Stored items from a collection
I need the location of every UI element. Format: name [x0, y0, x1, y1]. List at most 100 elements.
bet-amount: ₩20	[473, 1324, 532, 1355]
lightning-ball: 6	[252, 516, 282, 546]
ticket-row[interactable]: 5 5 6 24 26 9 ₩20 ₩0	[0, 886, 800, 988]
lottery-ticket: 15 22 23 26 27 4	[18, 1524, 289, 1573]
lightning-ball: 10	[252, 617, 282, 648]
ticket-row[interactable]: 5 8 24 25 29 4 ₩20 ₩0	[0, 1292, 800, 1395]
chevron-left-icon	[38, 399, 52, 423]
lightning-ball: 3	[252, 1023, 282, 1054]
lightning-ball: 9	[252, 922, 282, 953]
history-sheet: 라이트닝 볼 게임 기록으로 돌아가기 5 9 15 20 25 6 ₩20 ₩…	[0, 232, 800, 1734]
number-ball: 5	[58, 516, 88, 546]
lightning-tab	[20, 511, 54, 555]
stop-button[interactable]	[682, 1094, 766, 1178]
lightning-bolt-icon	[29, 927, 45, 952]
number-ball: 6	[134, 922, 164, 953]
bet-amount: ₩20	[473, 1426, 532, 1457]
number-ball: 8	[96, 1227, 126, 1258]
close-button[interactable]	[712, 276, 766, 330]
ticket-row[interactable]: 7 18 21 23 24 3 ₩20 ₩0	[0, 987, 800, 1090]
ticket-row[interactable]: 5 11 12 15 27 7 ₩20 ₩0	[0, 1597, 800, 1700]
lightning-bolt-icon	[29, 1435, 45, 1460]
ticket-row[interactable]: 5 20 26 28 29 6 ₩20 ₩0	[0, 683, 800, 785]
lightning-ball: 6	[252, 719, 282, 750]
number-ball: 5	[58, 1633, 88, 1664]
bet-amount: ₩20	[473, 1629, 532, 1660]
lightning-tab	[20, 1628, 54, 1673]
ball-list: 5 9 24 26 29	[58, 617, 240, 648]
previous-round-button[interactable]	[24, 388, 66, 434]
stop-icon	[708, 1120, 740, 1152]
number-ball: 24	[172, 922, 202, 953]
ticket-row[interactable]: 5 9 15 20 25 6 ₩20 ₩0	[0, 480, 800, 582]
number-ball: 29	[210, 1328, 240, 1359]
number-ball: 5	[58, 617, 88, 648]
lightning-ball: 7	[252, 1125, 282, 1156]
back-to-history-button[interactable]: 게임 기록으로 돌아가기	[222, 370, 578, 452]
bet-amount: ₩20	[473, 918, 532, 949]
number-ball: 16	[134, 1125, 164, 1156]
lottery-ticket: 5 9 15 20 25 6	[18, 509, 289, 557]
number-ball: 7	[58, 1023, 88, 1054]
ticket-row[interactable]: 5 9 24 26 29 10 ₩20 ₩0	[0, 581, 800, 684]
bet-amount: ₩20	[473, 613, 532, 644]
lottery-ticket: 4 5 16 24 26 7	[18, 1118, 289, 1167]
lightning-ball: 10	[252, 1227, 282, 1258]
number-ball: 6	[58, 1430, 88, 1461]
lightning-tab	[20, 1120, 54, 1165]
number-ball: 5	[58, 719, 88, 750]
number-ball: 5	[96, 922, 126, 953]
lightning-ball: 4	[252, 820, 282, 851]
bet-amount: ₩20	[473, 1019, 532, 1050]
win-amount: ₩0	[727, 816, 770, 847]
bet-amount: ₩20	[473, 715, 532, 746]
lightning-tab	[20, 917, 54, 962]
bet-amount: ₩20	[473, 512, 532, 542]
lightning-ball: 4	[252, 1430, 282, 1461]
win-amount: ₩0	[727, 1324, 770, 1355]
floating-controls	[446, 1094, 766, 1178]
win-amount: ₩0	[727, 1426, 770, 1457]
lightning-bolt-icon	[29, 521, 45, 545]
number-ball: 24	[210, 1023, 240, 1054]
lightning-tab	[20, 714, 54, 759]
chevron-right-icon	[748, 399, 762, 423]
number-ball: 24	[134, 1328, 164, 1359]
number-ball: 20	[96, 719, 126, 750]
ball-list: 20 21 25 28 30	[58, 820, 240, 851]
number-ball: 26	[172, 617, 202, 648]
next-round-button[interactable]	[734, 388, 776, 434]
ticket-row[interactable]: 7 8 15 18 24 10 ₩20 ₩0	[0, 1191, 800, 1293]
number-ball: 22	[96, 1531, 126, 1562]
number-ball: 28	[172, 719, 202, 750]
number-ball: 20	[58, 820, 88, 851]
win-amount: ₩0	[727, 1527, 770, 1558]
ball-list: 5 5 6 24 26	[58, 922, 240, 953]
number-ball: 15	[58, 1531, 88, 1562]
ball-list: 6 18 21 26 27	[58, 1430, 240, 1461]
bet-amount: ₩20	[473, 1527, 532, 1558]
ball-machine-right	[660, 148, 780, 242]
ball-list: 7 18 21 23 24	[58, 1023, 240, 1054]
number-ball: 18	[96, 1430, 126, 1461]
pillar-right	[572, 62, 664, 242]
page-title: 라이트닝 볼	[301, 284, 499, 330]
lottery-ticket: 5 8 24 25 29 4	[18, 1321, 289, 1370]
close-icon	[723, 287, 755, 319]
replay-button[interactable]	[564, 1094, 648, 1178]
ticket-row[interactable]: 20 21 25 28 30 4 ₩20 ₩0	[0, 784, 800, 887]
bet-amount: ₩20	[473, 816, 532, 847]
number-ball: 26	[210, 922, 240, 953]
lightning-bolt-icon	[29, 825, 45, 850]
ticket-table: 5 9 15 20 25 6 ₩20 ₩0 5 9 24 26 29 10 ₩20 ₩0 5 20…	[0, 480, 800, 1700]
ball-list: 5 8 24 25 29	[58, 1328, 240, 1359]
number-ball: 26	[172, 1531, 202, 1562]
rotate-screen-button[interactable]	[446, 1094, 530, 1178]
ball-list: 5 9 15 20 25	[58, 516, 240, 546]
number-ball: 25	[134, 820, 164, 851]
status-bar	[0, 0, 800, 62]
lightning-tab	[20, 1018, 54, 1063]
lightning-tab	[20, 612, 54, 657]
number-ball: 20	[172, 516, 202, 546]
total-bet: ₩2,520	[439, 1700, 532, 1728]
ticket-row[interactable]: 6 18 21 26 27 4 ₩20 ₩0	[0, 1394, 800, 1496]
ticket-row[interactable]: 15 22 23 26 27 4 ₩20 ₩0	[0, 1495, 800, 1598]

▶ [WHAT THE TASK REQUIRES]: Reproduce every line of the records above, switching each "bet-amount" to "wager-amount" and leaving all else unchanged.

▶ [EXERCISE ANSWER]:
I need the location of every UI element. Format: name [x0, y0, x1, y1]. List at most 100 elements.
wager-amount: ₩20	[473, 1324, 532, 1355]
lightning-ball: 6	[252, 516, 282, 546]
ticket-row[interactable]: 5 5 6 24 26 9 ₩20 ₩0	[0, 886, 800, 988]
lottery-ticket: 15 22 23 26 27 4	[18, 1524, 289, 1573]
lightning-ball: 10	[252, 617, 282, 648]
ticket-row[interactable]: 5 8 24 25 29 4 ₩20 ₩0	[0, 1292, 800, 1395]
chevron-left-icon	[38, 399, 52, 423]
lightning-ball: 3	[252, 1023, 282, 1054]
lightning-ball: 9	[252, 922, 282, 953]
history-sheet: 라이트닝 볼 게임 기록으로 돌아가기 5 9 15 20 25 6 ₩20 ₩…	[0, 232, 800, 1734]
number-ball: 5	[58, 516, 88, 546]
lightning-tab	[20, 511, 54, 555]
stop-button[interactable]	[682, 1094, 766, 1178]
lightning-bolt-icon	[29, 927, 45, 952]
number-ball: 6	[134, 922, 164, 953]
wager-amount: ₩20	[473, 1426, 532, 1457]
number-ball: 8	[96, 1227, 126, 1258]
close-button[interactable]	[712, 276, 766, 330]
ticket-row[interactable]: 7 18 21 23 24 3 ₩20 ₩0	[0, 987, 800, 1090]
ticket-row[interactable]: 5 11 12 15 27 7 ₩20 ₩0	[0, 1597, 800, 1700]
lightning-bolt-icon	[29, 1435, 45, 1460]
ticket-row[interactable]: 5 20 26 28 29 6 ₩20 ₩0	[0, 683, 800, 785]
lightning-ball: 6	[252, 719, 282, 750]
number-ball: 5	[58, 1633, 88, 1664]
wager-amount: ₩20	[473, 1629, 532, 1660]
lightning-tab	[20, 1628, 54, 1673]
ball-list: 5 9 24 26 29	[58, 617, 240, 648]
previous-round-button[interactable]	[24, 388, 66, 434]
stop-icon	[708, 1120, 740, 1152]
number-ball: 24	[172, 922, 202, 953]
ticket-row[interactable]: 5 9 15 20 25 6 ₩20 ₩0	[0, 480, 800, 582]
number-ball: 29	[210, 1328, 240, 1359]
number-ball: 5	[58, 617, 88, 648]
lightning-ball: 7	[252, 1125, 282, 1156]
back-to-history-button[interactable]: 게임 기록으로 돌아가기	[222, 370, 578, 452]
wager-amount: ₩20	[473, 918, 532, 949]
number-ball: 16	[134, 1125, 164, 1156]
lottery-ticket: 5 9 15 20 25 6	[18, 509, 289, 557]
number-ball: 7	[58, 1023, 88, 1054]
ticket-row[interactable]: 5 9 24 26 29 10 ₩20 ₩0	[0, 581, 800, 684]
wager-amount: ₩20	[473, 613, 532, 644]
lottery-ticket: 4 5 16 24 26 7	[18, 1118, 289, 1167]
lightning-ball: 10	[252, 1227, 282, 1258]
number-ball: 6	[58, 1430, 88, 1461]
lightning-tab	[20, 1120, 54, 1165]
number-ball: 5	[58, 719, 88, 750]
number-ball: 5	[96, 922, 126, 953]
lightning-ball: 4	[252, 820, 282, 851]
wager-amount: ₩20	[473, 1019, 532, 1050]
win-amount: ₩0	[727, 816, 770, 847]
wager-amount: ₩20	[473, 715, 532, 746]
lightning-tab	[20, 917, 54, 962]
wager-amount: ₩20	[473, 512, 532, 542]
lightning-ball: 4	[252, 1430, 282, 1461]
win-amount: ₩0	[727, 1324, 770, 1355]
floating-controls	[446, 1094, 766, 1178]
win-amount: ₩0	[727, 1426, 770, 1457]
lightning-bolt-icon	[29, 521, 45, 545]
number-ball: 24	[210, 1023, 240, 1054]
lightning-tab	[20, 714, 54, 759]
chevron-right-icon	[748, 399, 762, 423]
number-ball: 24	[134, 1328, 164, 1359]
number-ball: 20	[96, 719, 126, 750]
ball-list: 20 21 25 28 30	[58, 820, 240, 851]
number-ball: 26	[172, 617, 202, 648]
next-round-button[interactable]	[734, 388, 776, 434]
ticket-row[interactable]: 7 8 15 18 24 10 ₩20 ₩0	[0, 1191, 800, 1293]
number-ball: 22	[96, 1531, 126, 1562]
number-ball: 28	[172, 719, 202, 750]
number-ball: 20	[58, 820, 88, 851]
win-amount: ₩0	[727, 1527, 770, 1558]
ball-list: 5 5 6 24 26	[58, 922, 240, 953]
number-ball: 15	[58, 1531, 88, 1562]
ball-list: 6 18 21 26 27	[58, 1430, 240, 1461]
wager-amount: ₩20	[473, 1527, 532, 1558]
ball-machine-right	[660, 148, 780, 242]
ball-list: 7 18 21 23 24	[58, 1023, 240, 1054]
number-ball: 18	[96, 1430, 126, 1461]
pillar-right	[572, 62, 664, 242]
page-title: 라이트닝 볼	[301, 284, 499, 330]
lottery-ticket: 5 8 24 25 29 4	[18, 1321, 289, 1370]
close-icon	[723, 287, 755, 319]
replay-button[interactable]	[564, 1094, 648, 1178]
ticket-row[interactable]: 20 21 25 28 30 4 ₩20 ₩0	[0, 784, 800, 887]
wager-amount: ₩20	[473, 816, 532, 847]
number-ball: 26	[210, 922, 240, 953]
lightning-bolt-icon	[29, 825, 45, 850]
ticket-table: 5 9 15 20 25 6 ₩20 ₩0 5 9 24 26 29 10 ₩20 ₩0 5 20…	[0, 480, 800, 1700]
ball-list: 5 8 24 25 29	[58, 1328, 240, 1359]
number-ball: 26	[172, 1531, 202, 1562]
rotate-screen-button[interactable]	[446, 1094, 530, 1178]
ball-list: 5 9 15 20 25	[58, 516, 240, 546]
number-ball: 25	[134, 820, 164, 851]
status-bar	[0, 0, 800, 62]
lightning-tab	[20, 1018, 54, 1063]
lightning-tab	[20, 612, 54, 657]
number-ball: 20	[172, 516, 202, 546]
total-bet: ₩2,520	[439, 1700, 532, 1728]
ticket-row[interactable]: 6 18 21 26 27 4 ₩20 ₩0	[0, 1394, 800, 1496]
ticket-row[interactable]: 15 22 23 26 27 4 ₩20 ₩0	[0, 1495, 800, 1598]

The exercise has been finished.